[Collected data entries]
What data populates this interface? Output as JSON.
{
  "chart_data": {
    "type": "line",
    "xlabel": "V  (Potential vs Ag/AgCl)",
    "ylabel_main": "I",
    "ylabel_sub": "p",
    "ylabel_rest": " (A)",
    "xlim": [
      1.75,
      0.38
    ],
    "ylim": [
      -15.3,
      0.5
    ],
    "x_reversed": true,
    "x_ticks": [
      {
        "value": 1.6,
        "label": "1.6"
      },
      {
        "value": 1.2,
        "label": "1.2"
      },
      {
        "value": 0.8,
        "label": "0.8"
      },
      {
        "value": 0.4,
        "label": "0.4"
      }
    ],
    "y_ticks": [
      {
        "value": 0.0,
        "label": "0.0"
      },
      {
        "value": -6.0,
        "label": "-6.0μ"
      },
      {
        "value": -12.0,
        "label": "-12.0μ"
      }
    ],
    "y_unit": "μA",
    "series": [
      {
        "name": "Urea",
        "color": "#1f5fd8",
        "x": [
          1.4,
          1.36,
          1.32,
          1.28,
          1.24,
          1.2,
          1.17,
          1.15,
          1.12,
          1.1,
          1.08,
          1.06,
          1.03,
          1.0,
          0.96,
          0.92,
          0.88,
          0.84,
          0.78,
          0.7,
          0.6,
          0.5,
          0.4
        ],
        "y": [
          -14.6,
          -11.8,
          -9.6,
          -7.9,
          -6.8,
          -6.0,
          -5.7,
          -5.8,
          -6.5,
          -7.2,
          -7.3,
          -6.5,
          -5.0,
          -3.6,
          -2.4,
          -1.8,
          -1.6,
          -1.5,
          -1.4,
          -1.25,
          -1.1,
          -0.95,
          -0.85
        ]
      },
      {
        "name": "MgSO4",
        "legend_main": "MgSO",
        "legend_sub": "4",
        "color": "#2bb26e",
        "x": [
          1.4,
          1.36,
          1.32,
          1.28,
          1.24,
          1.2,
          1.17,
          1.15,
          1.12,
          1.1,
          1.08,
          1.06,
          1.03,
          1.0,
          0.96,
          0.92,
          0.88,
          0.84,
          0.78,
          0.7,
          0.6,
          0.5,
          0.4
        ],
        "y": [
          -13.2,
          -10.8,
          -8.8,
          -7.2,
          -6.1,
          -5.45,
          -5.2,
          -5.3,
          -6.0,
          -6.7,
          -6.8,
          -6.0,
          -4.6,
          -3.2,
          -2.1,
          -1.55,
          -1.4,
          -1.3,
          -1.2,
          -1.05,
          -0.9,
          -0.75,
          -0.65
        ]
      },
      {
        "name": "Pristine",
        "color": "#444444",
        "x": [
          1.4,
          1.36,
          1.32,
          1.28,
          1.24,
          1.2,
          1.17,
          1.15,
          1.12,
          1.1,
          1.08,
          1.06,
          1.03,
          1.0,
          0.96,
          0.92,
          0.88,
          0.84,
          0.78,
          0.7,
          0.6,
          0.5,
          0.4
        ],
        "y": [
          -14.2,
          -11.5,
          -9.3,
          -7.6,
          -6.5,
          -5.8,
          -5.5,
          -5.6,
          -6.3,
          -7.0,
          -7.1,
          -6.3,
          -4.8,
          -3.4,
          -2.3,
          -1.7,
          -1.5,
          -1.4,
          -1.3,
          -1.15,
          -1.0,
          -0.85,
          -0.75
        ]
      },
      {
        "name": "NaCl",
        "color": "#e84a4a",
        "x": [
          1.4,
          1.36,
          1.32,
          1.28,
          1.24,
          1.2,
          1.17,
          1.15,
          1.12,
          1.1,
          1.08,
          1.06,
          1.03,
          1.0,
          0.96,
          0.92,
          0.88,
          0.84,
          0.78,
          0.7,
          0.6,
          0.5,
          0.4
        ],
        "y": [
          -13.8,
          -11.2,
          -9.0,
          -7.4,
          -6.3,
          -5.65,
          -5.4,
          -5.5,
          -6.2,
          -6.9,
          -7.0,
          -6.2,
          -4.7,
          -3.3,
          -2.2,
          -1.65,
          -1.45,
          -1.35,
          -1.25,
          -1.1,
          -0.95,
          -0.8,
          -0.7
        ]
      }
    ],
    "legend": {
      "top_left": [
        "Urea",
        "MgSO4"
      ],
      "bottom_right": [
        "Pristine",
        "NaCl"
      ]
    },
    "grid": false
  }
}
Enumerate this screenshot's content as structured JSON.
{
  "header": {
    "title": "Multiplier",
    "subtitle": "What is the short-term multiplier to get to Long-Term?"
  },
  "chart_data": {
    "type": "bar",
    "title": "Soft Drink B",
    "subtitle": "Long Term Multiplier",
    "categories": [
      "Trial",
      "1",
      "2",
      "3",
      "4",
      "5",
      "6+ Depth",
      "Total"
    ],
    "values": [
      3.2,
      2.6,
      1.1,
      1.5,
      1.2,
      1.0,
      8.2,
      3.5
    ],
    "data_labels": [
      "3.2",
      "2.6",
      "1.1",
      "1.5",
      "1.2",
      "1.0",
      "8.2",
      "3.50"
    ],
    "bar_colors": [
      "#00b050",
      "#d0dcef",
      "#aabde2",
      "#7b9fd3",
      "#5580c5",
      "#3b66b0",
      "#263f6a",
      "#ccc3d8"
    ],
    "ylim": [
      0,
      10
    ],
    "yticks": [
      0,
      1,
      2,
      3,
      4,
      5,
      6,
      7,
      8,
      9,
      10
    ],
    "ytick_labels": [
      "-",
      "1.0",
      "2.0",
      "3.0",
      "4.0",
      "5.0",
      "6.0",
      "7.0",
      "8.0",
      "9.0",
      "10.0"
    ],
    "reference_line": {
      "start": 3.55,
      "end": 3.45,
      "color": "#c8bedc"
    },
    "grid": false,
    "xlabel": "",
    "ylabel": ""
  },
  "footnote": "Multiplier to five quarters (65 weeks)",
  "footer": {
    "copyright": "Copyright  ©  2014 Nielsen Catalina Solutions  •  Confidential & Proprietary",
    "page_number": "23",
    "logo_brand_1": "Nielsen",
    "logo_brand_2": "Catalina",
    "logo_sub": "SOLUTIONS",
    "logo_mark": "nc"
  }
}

Given task: Copy each line from the data above that includes "What".

Output for this exercise:
What data populates this interface? Output as JSON.
    "subtitle": "What is the short-term multiplier to get to Long-Term?"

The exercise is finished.